▶ [ページ]:

Photo by:elle pupa
今回は番外編。
漆×現代建築のお宅のインテリア提案をさせて頂いていた時期に、プライベートで
結婚式を予定していてその準備に追われていました。
式を挙げるのは、杉本 貴志氏デザインのグランドチャペル。
Photo by:elle pupa
杉・ウォルナット・大理石。
シンプルに構成されたこの空間に持ち込むのは、可愛らしいリングピローでは無く
組子のBOXがあったらすてきだなぁとイメージが膨らみ、吉原さんに相談してみた
のです。
すると漆のお宅へ納めるあれこれや、それ以外にも沢山のご依頼でお忙しい中、
吉原さんがオリジナルでデザインし、作成して下さいました!
組子のBOXは式場スタッフの方々にも大好評で、お世話になったプランナーさん
からは、はこんなに雰囲気にあったリングケースは見た事がありません、との嬉
しいお言葉まで。

▶ [表示資料]:
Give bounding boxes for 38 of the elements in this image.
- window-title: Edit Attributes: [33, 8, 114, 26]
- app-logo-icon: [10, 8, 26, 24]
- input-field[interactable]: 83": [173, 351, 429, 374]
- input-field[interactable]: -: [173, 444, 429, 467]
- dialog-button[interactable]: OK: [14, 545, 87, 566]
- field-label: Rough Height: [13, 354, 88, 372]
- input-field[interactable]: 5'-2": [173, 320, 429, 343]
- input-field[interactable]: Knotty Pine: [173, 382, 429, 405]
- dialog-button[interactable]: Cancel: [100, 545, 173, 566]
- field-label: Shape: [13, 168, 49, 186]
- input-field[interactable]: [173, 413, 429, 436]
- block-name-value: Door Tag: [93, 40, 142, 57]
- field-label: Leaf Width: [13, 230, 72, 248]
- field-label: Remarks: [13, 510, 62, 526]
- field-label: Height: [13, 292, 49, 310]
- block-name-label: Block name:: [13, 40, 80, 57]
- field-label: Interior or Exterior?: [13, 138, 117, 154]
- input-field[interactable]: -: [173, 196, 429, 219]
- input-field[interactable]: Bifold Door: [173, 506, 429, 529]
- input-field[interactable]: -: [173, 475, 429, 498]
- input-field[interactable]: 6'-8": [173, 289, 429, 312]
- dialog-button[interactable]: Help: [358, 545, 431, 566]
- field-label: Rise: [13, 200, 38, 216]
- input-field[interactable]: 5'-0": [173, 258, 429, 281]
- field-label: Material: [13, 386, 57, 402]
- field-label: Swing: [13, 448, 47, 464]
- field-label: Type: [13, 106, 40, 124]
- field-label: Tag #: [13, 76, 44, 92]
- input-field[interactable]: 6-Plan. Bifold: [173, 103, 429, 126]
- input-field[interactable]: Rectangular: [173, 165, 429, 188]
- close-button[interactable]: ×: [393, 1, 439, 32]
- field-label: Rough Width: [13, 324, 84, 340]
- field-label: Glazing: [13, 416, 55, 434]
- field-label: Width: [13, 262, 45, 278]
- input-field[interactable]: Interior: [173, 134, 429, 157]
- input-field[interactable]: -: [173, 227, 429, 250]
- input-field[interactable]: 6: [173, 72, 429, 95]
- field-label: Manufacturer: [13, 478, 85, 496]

▶ [課題 A]: ページでは、式を挙げるグランドチャペルは誰のデザインだとされていますか。
▶ [課題 B]: ページの「式を挙げるのは、杉本 貴志氏デザインのグランドチャペル。」から始まり「吉原さんがオリジナルでデザインし、作成して下さいました!」で終わる部分を、「吉原さん」を「職人さん」に置き換えて書き直してください。

▶ [解答 A]: 杉本 貴志氏のデザインです。

▶ [解答 B]:
式を挙げるのは、杉本 貴志氏デザインのグランドチャペル。
Photo by:elle pupa
杉・ウォルナット・大理石。
シンプルに構成されたこの空間に持ち込むのは、可愛らしいリングピローでは無く
組子のBOXがあったらすてきだなぁとイメージが膨らみ、職人さんに相談してみた
のです。
すると漆のお宅へ納めるあれこれや、それ以外にも沢山のご依頼でお忙しい中、
職人さんがオリジナルでデザインし、作成して下さいました!